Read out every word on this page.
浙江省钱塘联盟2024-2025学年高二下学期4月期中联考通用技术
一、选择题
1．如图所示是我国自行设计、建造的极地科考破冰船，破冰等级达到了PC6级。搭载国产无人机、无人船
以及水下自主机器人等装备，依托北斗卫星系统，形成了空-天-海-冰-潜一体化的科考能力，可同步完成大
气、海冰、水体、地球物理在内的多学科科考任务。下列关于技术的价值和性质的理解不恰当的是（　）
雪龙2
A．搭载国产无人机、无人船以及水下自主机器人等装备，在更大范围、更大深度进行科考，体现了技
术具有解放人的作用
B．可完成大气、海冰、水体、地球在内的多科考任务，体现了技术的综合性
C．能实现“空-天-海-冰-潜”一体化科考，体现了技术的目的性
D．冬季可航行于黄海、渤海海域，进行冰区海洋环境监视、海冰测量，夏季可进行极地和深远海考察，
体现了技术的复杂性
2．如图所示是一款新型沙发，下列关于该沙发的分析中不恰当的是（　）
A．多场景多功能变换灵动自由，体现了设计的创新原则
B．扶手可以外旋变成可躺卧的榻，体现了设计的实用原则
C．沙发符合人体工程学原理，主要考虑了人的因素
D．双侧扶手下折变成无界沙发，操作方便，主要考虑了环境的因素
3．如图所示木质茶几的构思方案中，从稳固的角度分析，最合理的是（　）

_TASK OBJECTIVE_
Take the data above and return it exactly.

_SOLUTION FOR THIS TASK_
Read out every word on this page.
浙江省钱塘联盟2024-2025学年高二下学期4月期中联考通用技术
一、选择题
1．如图所示是我国自行设计、建造的极地科考破冰船，破冰等级达到了PC6级。搭载国产无人机、无人船
以及水下自主机器人等装备，依托北斗卫星系统，形成了空-天-海-冰-潜一体化的科考能力，可同步完成大
气、海冰、水体、地球物理在内的多学科科考任务。下列关于技术的价值和性质的理解不恰当的是（　）
雪龙2
A．搭载国产无人机、无人船以及水下自主机器人等装备，在更大范围、更大深度进行科考，体现了技
术具有解放人的作用
B．可完成大气、海冰、水体、地球在内的多科考任务，体现了技术的综合性
C．能实现“空-天-海-冰-潜”一体化科考，体现了技术的目的性
D．冬季可航行于黄海、渤海海域，进行冰区海洋环境监视、海冰测量，夏季可进行极地和深远海考察，
体现了技术的复杂性
2．如图所示是一款新型沙发，下列关于该沙发的分析中不恰当的是（　）
A．多场景多功能变换灵动自由，体现了设计的创新原则
B．扶手可以外旋变成可躺卧的榻，体现了设计的实用原则
C．沙发符合人体工程学原理，主要考虑了人的因素
D．双侧扶手下折变成无界沙发，操作方便，主要考虑了环境的因素
3．如图所示木质茶几的构思方案中，从稳固的角度分析，最合理的是（　）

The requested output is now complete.